▸ Your objective
Quote the data below in full, please, without altering anything.

▸ Records shown
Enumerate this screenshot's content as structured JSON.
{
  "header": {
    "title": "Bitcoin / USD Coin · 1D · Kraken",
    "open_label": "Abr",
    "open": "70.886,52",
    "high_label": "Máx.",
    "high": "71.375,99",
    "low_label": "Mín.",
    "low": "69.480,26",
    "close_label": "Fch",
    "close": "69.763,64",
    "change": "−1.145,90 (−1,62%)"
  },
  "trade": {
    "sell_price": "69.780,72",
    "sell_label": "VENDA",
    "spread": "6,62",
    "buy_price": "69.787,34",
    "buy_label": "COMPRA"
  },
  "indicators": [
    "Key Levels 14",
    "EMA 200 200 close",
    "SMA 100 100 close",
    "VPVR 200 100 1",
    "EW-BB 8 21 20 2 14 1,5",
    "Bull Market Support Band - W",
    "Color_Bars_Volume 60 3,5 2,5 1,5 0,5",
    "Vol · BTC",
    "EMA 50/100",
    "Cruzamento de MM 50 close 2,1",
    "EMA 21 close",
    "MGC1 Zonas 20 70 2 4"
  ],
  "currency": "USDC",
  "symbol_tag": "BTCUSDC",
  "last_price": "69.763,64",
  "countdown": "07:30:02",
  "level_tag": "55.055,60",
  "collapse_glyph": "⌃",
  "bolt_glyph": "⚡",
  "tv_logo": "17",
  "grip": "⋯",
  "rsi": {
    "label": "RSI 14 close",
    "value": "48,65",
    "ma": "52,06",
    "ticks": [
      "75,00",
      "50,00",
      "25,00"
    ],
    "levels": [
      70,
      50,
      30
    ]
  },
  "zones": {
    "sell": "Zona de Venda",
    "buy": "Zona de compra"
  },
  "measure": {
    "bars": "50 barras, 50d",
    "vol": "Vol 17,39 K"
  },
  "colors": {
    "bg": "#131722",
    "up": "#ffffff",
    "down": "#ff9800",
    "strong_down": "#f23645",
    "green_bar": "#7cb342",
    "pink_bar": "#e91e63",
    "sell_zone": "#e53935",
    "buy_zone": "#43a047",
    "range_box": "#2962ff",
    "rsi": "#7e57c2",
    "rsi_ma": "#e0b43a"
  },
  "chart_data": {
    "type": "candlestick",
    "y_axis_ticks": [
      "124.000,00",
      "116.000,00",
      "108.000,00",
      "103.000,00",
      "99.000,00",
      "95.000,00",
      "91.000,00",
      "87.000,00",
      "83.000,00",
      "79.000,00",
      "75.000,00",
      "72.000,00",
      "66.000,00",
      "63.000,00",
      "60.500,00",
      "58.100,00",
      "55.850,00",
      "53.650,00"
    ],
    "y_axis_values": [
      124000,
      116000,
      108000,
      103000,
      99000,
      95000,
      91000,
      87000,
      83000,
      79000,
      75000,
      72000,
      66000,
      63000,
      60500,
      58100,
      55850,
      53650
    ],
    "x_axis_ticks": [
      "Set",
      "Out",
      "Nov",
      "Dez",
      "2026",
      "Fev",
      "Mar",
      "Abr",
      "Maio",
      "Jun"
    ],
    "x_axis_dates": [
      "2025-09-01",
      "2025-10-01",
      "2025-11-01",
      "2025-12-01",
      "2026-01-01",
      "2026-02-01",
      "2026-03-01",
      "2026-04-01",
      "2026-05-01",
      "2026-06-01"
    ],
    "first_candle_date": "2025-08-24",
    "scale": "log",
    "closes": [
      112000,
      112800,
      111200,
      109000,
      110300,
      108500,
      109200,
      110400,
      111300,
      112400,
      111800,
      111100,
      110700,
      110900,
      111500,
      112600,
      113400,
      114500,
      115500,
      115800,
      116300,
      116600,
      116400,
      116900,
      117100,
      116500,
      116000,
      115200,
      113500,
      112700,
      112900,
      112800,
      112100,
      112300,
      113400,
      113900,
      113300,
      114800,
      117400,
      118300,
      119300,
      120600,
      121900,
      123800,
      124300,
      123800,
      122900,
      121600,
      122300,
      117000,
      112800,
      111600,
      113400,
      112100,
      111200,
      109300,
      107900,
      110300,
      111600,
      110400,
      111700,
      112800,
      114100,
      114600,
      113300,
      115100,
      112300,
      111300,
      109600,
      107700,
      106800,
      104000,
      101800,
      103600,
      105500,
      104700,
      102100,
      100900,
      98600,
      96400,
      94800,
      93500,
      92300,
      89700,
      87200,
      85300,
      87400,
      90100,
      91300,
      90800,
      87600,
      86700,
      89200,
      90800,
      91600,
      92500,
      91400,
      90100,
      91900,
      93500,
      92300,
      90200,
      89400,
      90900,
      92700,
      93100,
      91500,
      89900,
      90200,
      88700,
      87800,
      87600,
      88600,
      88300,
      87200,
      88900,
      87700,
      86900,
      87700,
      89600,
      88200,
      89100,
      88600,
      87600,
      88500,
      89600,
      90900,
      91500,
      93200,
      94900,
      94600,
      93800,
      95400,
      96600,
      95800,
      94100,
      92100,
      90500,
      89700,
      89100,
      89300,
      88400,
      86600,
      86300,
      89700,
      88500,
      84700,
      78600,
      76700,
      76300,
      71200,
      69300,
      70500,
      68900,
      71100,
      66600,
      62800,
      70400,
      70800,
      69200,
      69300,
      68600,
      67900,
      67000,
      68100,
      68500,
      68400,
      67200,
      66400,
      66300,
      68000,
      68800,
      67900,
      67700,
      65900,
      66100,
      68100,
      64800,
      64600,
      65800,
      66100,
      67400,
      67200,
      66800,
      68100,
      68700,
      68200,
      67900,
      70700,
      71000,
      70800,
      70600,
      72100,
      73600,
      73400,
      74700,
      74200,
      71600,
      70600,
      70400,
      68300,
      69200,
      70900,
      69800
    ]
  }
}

▸ Result of the task
Enumerate this screenshot's content as structured JSON.
{
  "header": {
    "title": "Bitcoin / USD Coin · 1D · Kraken",
    "open_label": "Abr",
    "open": "70.886,52",
    "high_label": "Máx.",
    "high": "71.375,99",
    "low_label": "Mín.",
    "low": "69.480,26",
    "close_label": "Fch",
    "close": "69.763,64",
    "change": "−1.145,90 (−1,62%)"
  },
  "trade": {
    "sell_price": "69.780,72",
    "sell_label": "VENDA",
    "spread": "6,62",
    "buy_price": "69.787,34",
    "buy_label": "COMPRA"
  },
  "indicators": [
    "Key Levels 14",
    "EMA 200 200 close",
    "SMA 100 100 close",
    "VPVR 200 100 1",
    "EW-BB 8 21 20 2 14 1,5",
    "Bull Market Support Band - W",
    "Color_Bars_Volume 60 3,5 2,5 1,5 0,5",
    "Vol · BTC",
    "EMA 50/100",
    "Cruzamento de MM 50 close 2,1",
    "EMA 21 close",
    "MGC1 Zonas 20 70 2 4"
  ],
  "currency": "USDC",
  "symbol_tag": "BTCUSDC",
  "last_price": "69.763,64",
  "countdown": "07:30:02",
  "level_tag": "55.055,60",
  "collapse_glyph": "⌃",
  "bolt_glyph": "⚡",
  "tv_logo": "17",
  "grip": "⋯",
  "rsi": {
    "label": "RSI 14 close",
    "value": "48,65",
    "ma": "52,06",
    "ticks": [
      "75,00",
      "50,00",
      "25,00"
    ],
    "levels": [
      70,
      50,
      30
    ]
  },
  "zones": {
    "sell": "Zona de Venda",
    "buy": "Zona de compra"
  },
  "measure": {
    "bars": "50 barras, 50d",
    "vol": "Vol 17,39 K"
  },
  "colors": {
    "bg": "#131722",
    "up": "#ffffff",
    "down": "#ff9800",
    "strong_down": "#f23645",
    "green_bar": "#7cb342",
    "pink_bar": "#e91e63",
    "sell_zone": "#e53935",
    "buy_zone": "#43a047",
    "range_box": "#2962ff",
    "rsi": "#7e57c2",
    "rsi_ma": "#e0b43a"
  },
  "chart_data": {
    "type": "candlestick",
    "y_axis_ticks": [
      "124.000,00",
      "116.000,00",
      "108.000,00",
      "103.000,00",
      "99.000,00",
      "95.000,00",
      "91.000,00",
      "87.000,00",
      "83.000,00",
      "79.000,00",
      "75.000,00",
      "72.000,00",
      "66.000,00",
      "63.000,00",
      "60.500,00",
      "58.100,00",
      "55.850,00",
      "53.650,00"
    ],
    "y_axis_values": [
      124000,
      116000,
      108000,
      103000,
      99000,
      95000,
      91000,
      87000,
      83000,
      79000,
      75000,
      72000,
      66000,
      63000,
      60500,
      58100,
      55850,
      53650
    ],
    "x_axis_ticks": [
      "Set",
      "Out",
      "Nov",
      "Dez",
      "2026",
      "Fev",
      "Mar",
      "Abr",
      "Maio",
      "Jun"
    ],
    "x_axis_dates": [
      "2025-09-01",
      "2025-10-01",
      "2025-11-01",
      "2025-12-01",
      "2026-01-01",
      "2026-02-01",
      "2026-03-01",
      "2026-04-01",
      "2026-05-01",
      "2026-06-01"
    ],
    "first_candle_date": "2025-08-24",
    "scale": "log",
    "closes": [
      112000,
      112800,
      111200,
      109000,
      110300,
      108500,
      109200,
      110400,
      111300,
      112400,
      111800,
      111100,
      110700,
      110900,
      111500,
      112600,
      113400,
      114500,
      115500,
      115800,
      116300,
      116600,
      116400,
      116900,
      117100,
      116500,
      116000,
      115200,
      113500,
      112700,
      112900,
      112800,
      112100,
      112300,
      113400,
      113900,
      113300,
      114800,
      117400,
      118300,
      119300,
      120600,
      121900,
      123800,
      124300,
      123800,
      122900,
      121600,
      122300,
      117000,
      112800,
      111600,
      113400,
      112100,
      111200,
      109300,
      107900,
      110300,
      111600,
      110400,
      111700,
      112800,
      114100,
      114600,
      113300,
      115100,
      112300,
      111300,
      109600,
      107700,
      106800,
      104000,
      101800,
      103600,
      105500,
      104700,
      102100,
      100900,
      98600,
      96400,
      94800,
      93500,
      92300,
      89700,
      87200,
      85300,
      87400,
      90100,
      91300,
      90800,
      87600,
      86700,
      89200,
      90800,
      91600,
      92500,
      91400,
      90100,
      91900,
      93500,
      92300,
      90200,
      89400,
      90900,
      92700,
      93100,
      91500,
      89900,
      90200,
      88700,
      87800,
      87600,
      88600,
      88300,
      87200,
      88900,
      87700,
      86900,
      87700,
      89600,
      88200,
      89100,
      88600,
      87600,
      88500,
      89600,
      90900,
      91500,
      93200,
      94900,
      94600,
      93800,
      95400,
      96600,
      95800,
      94100,
      92100,
      90500,
      89700,
      89100,
      89300,
      88400,
      86600,
      86300,
      89700,
      88500,
      84700,
      78600,
      76700,
      76300,
      71200,
      69300,
      70500,
      68900,
      71100,
      66600,
      62800,
      70400,
      70800,
      69200,
      69300,
      68600,
      67900,
      67000,
      68100,
      68500,
      68400,
      67200,
      66400,
      66300,
      68000,
      68800,
      67900,
      67700,
      65900,
      66100,
      68100,
      64800,
      64600,
      65800,
      66100,
      67400,
      67200,
      66800,
      68100,
      68700,
      68200,
      67900,
      70700,
      71000,
      70800,
      70600,
      72100,
      73600,
      73400,
      74700,
      74200,
      71600,
      70600,
      70400,
      68300,
      69200,
      70900,
      69800
    ]
  }
}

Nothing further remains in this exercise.